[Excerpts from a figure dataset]

* BEGIN *

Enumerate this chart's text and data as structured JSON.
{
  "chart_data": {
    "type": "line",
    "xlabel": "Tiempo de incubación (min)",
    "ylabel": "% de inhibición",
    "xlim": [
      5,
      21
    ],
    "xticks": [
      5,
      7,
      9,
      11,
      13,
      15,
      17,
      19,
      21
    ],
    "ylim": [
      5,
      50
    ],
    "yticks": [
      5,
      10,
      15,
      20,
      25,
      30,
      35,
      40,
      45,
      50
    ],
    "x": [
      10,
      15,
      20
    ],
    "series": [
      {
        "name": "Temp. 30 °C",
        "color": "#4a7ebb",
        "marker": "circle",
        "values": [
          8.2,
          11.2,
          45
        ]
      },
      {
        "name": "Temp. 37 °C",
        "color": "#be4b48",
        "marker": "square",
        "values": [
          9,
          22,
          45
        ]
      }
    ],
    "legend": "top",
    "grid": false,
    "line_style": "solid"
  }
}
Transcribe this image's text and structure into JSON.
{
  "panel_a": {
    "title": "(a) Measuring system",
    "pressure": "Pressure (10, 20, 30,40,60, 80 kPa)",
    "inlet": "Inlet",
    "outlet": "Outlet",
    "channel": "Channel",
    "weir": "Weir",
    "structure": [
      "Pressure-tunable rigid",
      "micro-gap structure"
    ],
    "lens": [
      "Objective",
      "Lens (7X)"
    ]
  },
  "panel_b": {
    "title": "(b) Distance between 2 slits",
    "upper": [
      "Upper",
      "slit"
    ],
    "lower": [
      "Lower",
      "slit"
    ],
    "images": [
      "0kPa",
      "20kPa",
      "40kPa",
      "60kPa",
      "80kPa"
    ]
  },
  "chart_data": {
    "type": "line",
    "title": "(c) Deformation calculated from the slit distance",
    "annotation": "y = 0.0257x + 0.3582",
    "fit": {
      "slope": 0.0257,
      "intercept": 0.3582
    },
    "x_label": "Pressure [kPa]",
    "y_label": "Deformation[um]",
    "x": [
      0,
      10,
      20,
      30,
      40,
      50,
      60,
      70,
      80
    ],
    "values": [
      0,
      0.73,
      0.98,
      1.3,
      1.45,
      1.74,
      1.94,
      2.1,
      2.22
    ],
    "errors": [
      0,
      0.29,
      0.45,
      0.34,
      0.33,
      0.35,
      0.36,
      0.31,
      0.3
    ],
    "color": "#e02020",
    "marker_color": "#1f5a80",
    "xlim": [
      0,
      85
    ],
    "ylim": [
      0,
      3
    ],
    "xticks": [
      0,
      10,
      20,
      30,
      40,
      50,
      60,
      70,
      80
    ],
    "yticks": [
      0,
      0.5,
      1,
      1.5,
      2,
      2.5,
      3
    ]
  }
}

* END *

# Directive:
Answer with one number: how many lines in the listing hold "text".

# The reply:
2